Check each line of the listing below for the string "term", and copy the ones that have it.

[start]

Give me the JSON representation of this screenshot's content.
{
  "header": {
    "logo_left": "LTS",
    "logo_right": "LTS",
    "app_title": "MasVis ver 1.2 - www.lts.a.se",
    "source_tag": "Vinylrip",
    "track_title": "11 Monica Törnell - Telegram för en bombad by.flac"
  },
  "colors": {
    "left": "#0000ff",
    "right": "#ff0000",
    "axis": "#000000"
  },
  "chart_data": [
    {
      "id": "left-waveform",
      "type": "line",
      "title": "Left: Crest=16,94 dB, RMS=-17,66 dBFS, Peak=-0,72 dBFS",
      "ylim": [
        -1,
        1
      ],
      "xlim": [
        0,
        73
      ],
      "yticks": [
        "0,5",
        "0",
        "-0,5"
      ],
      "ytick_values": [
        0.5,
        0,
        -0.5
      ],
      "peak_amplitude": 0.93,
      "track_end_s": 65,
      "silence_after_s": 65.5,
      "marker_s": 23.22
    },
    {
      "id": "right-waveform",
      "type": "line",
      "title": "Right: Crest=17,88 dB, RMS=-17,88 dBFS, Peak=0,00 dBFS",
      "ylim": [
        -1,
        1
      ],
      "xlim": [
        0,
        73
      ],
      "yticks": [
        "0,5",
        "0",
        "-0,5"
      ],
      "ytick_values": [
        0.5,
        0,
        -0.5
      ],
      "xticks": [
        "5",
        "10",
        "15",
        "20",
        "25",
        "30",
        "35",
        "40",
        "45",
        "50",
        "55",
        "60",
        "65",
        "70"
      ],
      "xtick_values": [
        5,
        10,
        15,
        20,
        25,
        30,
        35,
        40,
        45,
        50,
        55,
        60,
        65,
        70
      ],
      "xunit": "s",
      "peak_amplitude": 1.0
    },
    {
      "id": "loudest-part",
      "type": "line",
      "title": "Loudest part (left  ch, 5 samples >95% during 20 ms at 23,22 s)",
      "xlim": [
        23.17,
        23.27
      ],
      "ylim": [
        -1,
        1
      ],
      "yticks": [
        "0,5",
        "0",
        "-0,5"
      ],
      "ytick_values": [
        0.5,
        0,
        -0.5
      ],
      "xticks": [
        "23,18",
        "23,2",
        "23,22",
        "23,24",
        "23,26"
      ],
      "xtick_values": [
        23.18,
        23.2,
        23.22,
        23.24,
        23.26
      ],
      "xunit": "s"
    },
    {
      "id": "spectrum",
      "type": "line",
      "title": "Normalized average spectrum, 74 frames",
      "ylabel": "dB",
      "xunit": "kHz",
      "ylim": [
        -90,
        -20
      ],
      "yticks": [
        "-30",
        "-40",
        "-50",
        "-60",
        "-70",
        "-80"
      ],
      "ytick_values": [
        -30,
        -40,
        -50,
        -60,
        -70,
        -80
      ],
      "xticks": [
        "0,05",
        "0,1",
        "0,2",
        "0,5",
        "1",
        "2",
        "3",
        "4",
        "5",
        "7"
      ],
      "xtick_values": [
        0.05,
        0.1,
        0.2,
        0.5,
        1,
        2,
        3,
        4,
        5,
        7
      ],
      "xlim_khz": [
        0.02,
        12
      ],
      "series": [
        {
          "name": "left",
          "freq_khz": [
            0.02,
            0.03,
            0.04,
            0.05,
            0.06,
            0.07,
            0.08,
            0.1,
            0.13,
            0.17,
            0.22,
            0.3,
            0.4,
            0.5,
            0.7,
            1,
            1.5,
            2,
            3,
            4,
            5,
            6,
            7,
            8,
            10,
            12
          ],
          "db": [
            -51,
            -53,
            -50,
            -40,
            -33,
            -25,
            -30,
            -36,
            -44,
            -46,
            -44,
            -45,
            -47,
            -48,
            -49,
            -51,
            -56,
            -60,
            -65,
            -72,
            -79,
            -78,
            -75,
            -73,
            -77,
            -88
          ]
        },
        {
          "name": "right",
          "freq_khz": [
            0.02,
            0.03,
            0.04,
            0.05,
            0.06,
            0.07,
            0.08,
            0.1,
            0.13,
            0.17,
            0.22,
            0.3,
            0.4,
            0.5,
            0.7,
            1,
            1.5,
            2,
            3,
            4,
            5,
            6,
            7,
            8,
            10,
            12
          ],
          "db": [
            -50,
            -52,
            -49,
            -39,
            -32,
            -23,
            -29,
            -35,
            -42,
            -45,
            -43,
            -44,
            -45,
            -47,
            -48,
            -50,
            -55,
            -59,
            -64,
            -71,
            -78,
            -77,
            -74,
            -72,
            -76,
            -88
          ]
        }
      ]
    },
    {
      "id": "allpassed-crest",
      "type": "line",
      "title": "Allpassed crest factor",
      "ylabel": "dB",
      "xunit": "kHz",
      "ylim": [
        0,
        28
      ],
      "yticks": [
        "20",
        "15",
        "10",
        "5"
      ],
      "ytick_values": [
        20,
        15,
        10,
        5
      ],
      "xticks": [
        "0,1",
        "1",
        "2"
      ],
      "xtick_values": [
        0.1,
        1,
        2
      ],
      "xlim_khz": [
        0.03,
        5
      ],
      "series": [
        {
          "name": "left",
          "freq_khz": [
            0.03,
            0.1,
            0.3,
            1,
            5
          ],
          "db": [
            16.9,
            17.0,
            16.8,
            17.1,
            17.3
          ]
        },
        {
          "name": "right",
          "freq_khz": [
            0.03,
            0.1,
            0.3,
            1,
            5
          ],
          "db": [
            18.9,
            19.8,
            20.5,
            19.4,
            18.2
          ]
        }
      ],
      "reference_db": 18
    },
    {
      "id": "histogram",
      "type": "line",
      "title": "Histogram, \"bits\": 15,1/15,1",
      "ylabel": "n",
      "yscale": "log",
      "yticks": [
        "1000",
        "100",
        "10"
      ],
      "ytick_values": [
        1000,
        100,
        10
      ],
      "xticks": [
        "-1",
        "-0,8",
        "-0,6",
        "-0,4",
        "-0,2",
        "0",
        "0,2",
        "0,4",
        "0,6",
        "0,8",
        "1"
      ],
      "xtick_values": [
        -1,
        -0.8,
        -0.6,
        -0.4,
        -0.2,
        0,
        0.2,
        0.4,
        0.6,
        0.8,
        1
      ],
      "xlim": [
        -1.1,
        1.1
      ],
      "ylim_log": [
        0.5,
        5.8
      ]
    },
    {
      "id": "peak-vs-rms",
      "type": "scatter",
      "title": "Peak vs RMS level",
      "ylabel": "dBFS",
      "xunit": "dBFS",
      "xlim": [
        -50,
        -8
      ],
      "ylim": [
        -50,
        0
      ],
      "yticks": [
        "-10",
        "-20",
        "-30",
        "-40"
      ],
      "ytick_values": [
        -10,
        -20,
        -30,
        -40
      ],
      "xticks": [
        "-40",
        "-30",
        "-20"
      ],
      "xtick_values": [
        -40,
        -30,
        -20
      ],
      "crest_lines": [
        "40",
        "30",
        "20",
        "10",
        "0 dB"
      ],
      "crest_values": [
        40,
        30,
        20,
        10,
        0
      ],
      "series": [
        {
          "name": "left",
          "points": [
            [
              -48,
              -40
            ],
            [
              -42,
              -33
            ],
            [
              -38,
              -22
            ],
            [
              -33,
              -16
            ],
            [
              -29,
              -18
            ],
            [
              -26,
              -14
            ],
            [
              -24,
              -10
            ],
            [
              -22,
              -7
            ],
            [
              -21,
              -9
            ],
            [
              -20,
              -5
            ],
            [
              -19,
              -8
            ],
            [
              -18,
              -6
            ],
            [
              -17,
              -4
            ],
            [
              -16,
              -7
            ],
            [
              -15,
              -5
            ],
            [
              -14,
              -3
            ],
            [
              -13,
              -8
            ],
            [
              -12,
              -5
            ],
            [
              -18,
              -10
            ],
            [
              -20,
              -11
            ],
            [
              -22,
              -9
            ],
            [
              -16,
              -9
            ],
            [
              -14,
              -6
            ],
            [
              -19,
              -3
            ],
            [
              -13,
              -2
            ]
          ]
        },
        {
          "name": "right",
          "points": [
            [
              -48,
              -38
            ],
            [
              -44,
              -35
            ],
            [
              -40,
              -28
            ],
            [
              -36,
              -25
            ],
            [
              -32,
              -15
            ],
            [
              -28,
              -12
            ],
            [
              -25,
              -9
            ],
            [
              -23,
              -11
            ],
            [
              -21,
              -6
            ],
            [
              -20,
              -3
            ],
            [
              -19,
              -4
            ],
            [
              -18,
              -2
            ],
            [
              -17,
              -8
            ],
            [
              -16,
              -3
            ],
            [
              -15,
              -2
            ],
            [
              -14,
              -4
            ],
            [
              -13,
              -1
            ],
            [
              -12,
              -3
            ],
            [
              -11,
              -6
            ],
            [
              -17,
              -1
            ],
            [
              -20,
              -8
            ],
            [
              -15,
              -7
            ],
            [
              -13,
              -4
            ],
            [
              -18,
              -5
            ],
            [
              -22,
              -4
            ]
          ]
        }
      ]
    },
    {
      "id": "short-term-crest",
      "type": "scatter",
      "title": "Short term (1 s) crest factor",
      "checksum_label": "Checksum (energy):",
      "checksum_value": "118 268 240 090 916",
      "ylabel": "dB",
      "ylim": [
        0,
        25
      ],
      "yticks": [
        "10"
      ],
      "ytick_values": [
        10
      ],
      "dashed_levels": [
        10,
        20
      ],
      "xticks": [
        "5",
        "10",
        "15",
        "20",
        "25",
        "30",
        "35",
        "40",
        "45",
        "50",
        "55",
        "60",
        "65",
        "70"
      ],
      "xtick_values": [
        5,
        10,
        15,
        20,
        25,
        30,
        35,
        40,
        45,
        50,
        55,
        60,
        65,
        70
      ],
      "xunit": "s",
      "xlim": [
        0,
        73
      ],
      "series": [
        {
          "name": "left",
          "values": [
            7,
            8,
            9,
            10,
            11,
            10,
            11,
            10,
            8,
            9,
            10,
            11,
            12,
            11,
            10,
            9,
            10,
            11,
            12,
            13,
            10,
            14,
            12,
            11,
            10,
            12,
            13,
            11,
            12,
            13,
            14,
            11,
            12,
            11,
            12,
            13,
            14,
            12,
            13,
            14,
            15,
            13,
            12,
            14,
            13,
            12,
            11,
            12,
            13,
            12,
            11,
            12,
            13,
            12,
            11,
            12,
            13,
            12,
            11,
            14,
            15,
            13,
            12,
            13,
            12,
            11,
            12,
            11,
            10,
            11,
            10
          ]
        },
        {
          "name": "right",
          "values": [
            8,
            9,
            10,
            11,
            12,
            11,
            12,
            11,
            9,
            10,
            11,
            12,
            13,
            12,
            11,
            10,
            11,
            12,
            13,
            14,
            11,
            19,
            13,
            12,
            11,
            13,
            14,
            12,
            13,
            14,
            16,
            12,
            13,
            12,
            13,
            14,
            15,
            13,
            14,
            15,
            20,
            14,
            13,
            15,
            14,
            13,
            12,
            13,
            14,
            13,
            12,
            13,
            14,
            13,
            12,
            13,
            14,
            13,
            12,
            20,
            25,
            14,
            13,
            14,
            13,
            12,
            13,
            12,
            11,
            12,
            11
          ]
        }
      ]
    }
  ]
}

[end]

EXERCISE SOLUTION —
      "id": "short-term-crest",
      "title": "Short term (1 s) crest factor",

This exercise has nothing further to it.